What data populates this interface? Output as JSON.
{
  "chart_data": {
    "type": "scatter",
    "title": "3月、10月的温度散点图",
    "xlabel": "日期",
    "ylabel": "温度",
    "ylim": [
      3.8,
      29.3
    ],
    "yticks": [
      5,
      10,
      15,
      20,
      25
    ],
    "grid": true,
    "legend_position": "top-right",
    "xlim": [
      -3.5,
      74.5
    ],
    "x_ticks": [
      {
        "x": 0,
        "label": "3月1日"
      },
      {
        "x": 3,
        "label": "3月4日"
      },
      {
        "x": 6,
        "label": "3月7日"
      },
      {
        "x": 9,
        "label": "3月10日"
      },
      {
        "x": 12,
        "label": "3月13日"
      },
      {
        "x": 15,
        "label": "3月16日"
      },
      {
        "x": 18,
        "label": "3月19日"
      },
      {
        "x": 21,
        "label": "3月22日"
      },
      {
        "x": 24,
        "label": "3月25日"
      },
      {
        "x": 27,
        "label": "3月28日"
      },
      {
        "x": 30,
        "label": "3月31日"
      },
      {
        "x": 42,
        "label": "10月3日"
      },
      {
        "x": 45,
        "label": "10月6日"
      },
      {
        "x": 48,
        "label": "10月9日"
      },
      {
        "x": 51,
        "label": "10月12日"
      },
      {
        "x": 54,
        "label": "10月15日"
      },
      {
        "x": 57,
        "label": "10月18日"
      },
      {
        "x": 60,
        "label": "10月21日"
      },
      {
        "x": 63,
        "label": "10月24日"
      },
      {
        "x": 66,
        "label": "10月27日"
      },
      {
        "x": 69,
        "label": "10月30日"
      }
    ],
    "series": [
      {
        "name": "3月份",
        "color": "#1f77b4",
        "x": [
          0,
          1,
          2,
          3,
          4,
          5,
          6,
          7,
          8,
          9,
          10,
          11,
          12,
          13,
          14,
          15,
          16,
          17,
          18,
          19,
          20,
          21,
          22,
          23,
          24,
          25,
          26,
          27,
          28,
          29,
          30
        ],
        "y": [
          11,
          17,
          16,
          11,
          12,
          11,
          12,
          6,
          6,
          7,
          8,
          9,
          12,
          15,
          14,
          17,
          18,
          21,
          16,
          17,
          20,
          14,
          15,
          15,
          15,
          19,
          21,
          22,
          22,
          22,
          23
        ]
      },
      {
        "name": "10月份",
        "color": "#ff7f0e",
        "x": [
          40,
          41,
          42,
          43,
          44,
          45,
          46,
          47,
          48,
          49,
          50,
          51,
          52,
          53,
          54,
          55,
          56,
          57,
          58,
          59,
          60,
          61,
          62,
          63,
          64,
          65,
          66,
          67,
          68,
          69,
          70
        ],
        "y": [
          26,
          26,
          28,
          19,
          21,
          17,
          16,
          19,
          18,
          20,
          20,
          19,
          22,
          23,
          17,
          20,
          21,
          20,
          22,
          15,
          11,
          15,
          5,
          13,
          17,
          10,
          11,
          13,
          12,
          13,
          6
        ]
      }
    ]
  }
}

## What you should do
Extract the listing in its entirety, matching it exactly.

## Exercise result
What data populates this interface? Output as JSON.
{
  "chart_data": {
    "type": "scatter",
    "title": "3月、10月的温度散点图",
    "xlabel": "日期",
    "ylabel": "温度",
    "ylim": [
      3.8,
      29.3
    ],
    "yticks": [
      5,
      10,
      15,
      20,
      25
    ],
    "grid": true,
    "legend_position": "top-right",
    "xlim": [
      -3.5,
      74.5
    ],
    "x_ticks": [
      {
        "x": 0,
        "label": "3月1日"
      },
      {
        "x": 3,
        "label": "3月4日"
      },
      {
        "x": 6,
        "label": "3月7日"
      },
      {
        "x": 9,
        "label": "3月10日"
      },
      {
        "x": 12,
        "label": "3月13日"
      },
      {
        "x": 15,
        "label": "3月16日"
      },
      {
        "x": 18,
        "label": "3月19日"
      },
      {
        "x": 21,
        "label": "3月22日"
      },
      {
        "x": 24,
        "label": "3月25日"
      },
      {
        "x": 27,
        "label": "3月28日"
      },
      {
        "x": 30,
        "label": "3月31日"
      },
      {
        "x": 42,
        "label": "10月3日"
      },
      {
        "x": 45,
        "label": "10月6日"
      },
      {
        "x": 48,
        "label": "10月9日"
      },
      {
        "x": 51,
        "label": "10月12日"
      },
      {
        "x": 54,
        "label": "10月15日"
      },
      {
        "x": 57,
        "label": "10月18日"
      },
      {
        "x": 60,
        "label": "10月21日"
      },
      {
        "x": 63,
        "label": "10月24日"
      },
      {
        "x": 66,
        "label": "10月27日"
      },
      {
        "x": 69,
        "label": "10月30日"
      }
    ],
    "series": [
      {
        "name": "3月份",
        "color": "#1f77b4",
        "x": [
          0,
          1,
          2,
          3,
          4,
          5,
          6,
          7,
          8,
          9,
          10,
          11,
          12,
          13,
          14,
          15,
          16,
          17,
          18,
          19,
          20,
          21,
          22,
          23,
          24,
          25,
          26,
          27,
          28,
          29,
          30
        ],
        "y": [
          11,
          17,
          16,
          11,
          12,
          11,
          12,
          6,
          6,
          7,
          8,
          9,
          12,
          15,
          14,
          17,
          18,
          21,
          16,
          17,
          20,
          14,
          15,
          15,
          15,
          19,
          21,
          22,
          22,
          22,
          23
        ]
      },
      {
        "name": "10月份",
        "color": "#ff7f0e",
        "x": [
          40,
          41,
          42,
          43,
          44,
          45,
          46,
          47,
          48,
          49,
          50,
          51,
          52,
          53,
          54,
          55,
          56,
          57,
          58,
          59,
          60,
          61,
          62,
          63,
          64,
          65,
          66,
          67,
          68,
          69,
          70
        ],
        "y": [
          26,
          26,
          28,
          19,
          21,
          17,
          16,
          19,
          18,
          20,
          20,
          19,
          22,
          23,
          17,
          20,
          21,
          20,
          22,
          15,
          11,
          15,
          5,
          13,
          17,
          10,
          11,
          13,
          12,
          13,
          6
        ]
      }
    ]
  }
}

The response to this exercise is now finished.